# Given records
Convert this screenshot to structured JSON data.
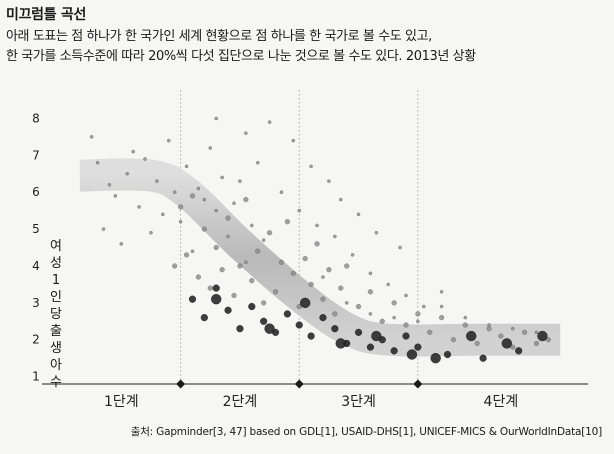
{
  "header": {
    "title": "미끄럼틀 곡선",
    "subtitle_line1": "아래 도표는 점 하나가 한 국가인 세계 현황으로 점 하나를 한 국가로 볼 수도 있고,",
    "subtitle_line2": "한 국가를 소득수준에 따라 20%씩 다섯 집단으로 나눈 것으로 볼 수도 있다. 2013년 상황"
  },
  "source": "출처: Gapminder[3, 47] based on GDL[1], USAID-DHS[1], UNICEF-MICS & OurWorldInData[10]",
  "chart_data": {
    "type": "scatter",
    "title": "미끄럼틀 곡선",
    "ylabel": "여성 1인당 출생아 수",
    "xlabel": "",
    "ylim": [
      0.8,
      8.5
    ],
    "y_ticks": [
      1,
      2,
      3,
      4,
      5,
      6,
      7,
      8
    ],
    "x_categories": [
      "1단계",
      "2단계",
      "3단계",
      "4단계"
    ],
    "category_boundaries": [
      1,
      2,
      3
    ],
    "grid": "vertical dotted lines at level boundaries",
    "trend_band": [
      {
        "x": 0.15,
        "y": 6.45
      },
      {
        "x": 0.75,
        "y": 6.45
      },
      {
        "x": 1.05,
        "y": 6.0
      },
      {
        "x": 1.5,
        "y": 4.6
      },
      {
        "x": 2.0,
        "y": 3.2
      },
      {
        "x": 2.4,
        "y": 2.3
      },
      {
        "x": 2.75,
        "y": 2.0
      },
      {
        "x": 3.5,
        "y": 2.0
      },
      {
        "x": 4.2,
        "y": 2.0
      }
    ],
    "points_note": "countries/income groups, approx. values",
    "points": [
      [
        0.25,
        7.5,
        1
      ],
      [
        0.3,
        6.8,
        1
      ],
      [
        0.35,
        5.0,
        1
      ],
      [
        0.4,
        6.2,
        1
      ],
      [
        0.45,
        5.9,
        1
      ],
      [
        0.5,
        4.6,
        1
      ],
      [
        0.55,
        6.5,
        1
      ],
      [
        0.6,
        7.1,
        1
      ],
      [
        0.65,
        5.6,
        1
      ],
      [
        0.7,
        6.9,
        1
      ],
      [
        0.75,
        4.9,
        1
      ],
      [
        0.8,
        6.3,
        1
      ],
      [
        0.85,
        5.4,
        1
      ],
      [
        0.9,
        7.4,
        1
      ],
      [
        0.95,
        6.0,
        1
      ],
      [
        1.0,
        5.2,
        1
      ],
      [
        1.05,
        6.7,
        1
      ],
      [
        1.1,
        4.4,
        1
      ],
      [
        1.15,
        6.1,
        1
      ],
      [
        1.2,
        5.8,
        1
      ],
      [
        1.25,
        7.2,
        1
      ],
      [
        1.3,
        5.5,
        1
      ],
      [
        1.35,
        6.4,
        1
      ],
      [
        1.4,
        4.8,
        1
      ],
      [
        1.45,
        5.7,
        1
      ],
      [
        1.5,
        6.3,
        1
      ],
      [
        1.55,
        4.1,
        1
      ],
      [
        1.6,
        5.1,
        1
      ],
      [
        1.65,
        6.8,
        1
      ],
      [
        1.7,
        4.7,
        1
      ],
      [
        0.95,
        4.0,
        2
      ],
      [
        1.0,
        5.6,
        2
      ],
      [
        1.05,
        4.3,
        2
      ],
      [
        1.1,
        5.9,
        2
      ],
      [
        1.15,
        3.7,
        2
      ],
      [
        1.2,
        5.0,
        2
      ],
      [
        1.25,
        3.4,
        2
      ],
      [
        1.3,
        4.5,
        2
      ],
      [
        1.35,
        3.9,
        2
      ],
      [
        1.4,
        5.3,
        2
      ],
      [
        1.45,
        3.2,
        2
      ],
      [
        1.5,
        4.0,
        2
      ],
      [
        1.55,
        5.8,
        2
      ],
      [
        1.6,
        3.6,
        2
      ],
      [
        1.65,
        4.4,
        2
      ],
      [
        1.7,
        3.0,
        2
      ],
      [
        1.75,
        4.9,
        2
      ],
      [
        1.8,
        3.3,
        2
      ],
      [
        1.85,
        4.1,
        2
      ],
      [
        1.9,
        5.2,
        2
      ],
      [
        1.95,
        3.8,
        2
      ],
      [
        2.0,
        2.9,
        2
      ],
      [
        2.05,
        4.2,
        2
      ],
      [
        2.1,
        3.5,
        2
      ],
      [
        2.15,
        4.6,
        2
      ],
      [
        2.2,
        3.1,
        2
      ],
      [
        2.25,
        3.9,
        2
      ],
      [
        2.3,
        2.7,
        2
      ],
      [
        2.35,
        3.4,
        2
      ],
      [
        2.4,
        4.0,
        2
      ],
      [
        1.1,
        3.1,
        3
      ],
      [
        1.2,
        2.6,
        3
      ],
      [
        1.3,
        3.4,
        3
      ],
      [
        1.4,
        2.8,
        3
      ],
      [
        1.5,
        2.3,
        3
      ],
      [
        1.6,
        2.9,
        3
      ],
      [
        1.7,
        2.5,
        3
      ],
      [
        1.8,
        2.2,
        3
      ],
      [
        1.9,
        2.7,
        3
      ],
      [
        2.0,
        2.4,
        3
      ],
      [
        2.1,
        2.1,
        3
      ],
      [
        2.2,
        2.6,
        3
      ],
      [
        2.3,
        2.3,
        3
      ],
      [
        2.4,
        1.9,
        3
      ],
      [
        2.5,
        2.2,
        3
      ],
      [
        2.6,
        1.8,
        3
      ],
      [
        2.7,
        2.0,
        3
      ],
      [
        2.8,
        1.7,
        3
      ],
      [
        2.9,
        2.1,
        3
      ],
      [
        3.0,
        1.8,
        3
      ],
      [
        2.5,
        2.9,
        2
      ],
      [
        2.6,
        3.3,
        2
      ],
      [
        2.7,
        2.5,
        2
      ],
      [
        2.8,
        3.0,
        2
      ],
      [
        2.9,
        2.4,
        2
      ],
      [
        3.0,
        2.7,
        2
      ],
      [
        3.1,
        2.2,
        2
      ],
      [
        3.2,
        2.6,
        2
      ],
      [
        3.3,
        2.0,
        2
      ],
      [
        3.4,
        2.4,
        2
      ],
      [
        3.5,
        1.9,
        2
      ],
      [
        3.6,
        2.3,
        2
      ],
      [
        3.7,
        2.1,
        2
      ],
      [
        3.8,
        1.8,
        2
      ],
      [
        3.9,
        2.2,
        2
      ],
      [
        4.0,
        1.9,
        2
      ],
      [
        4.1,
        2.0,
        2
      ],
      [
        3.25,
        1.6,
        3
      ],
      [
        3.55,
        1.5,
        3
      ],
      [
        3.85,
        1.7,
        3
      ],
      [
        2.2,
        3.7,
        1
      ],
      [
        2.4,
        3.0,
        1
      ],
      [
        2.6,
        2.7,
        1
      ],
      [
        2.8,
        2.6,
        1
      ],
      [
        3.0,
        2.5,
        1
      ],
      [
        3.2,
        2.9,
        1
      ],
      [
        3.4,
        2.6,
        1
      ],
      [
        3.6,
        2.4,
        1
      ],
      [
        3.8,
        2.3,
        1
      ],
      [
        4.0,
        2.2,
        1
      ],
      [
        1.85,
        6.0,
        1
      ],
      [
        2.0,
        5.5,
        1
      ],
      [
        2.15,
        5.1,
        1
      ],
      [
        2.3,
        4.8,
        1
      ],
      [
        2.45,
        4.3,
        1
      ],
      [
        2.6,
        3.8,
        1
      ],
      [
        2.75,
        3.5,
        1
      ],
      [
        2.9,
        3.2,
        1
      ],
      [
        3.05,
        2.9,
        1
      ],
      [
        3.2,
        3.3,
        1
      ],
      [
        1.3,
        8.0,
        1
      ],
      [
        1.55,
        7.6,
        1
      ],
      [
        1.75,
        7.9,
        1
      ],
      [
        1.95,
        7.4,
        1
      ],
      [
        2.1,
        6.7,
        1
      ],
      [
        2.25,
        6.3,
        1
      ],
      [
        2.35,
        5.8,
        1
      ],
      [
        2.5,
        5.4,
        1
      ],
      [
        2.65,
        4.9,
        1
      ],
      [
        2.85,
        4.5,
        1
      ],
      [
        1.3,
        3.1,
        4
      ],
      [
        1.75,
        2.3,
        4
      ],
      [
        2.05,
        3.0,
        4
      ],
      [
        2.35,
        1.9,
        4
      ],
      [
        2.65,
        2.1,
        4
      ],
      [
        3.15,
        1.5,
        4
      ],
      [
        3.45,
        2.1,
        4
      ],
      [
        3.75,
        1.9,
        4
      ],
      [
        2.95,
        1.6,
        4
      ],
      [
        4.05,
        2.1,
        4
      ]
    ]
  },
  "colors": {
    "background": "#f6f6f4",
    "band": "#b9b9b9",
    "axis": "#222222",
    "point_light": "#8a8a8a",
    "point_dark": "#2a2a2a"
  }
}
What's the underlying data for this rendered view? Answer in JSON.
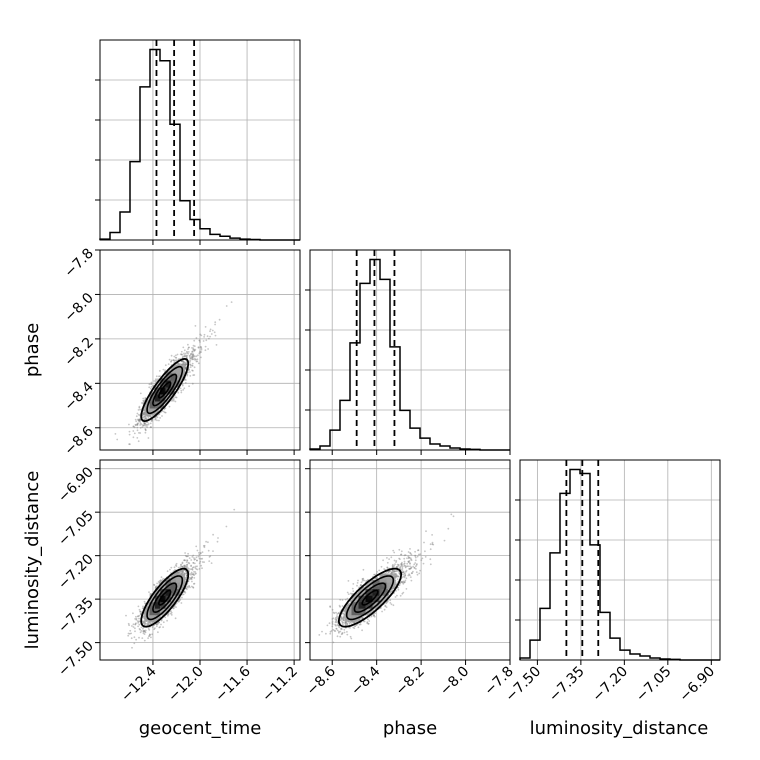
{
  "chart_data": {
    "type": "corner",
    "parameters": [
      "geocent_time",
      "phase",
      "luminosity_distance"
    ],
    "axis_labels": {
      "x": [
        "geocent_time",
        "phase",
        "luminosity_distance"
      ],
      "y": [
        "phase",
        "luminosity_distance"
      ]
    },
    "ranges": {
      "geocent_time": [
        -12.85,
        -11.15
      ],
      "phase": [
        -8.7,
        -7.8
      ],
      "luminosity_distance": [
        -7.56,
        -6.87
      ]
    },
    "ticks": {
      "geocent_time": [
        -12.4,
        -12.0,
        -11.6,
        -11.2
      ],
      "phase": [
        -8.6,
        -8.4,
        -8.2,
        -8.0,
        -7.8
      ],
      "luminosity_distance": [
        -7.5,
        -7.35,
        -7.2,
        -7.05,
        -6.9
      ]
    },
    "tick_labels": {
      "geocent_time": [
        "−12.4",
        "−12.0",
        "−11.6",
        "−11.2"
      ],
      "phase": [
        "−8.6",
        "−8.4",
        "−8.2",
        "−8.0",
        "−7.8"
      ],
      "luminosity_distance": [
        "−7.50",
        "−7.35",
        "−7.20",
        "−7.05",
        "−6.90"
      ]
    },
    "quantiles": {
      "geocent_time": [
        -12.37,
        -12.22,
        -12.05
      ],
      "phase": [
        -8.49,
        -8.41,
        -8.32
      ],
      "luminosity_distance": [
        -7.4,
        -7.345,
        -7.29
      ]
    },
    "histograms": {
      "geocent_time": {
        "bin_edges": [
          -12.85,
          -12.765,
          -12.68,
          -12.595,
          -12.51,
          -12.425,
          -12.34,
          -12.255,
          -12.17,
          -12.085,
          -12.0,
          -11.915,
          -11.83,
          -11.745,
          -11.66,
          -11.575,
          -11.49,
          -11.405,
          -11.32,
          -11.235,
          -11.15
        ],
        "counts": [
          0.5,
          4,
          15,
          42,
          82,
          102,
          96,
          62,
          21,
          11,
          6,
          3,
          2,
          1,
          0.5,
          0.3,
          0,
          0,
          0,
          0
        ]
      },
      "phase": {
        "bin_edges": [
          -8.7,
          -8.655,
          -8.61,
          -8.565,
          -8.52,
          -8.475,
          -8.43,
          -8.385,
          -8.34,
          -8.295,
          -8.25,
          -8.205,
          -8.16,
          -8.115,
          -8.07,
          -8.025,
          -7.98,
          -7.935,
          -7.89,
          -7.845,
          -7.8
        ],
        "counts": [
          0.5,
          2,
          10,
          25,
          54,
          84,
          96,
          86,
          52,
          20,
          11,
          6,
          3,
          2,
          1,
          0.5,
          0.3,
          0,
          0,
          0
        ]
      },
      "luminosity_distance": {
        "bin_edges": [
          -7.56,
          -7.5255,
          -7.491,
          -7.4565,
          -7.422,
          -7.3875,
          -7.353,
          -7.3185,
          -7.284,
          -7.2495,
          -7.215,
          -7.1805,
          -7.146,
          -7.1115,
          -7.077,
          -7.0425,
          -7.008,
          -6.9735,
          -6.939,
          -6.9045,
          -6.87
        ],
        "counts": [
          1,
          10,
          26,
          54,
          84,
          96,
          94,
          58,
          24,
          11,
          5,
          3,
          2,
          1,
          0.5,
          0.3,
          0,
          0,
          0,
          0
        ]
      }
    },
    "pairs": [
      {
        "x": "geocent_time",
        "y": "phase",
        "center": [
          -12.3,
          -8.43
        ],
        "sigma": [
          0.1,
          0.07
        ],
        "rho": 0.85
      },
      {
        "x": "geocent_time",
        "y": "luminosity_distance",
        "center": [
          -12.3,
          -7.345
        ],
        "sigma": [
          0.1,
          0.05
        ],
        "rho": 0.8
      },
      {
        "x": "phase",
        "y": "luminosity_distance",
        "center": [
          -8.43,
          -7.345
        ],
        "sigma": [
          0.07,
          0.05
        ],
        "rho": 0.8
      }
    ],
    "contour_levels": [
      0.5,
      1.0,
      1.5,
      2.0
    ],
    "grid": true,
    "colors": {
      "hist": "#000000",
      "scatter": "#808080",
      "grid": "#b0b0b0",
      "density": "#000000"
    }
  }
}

# Task prompt
Copy each line of the preceding data that contains the string "grid".

# Result below
    "grid": "vertical dotted lines at level boundaries",
    "grid": true,
      "grid": "#b0b0b0",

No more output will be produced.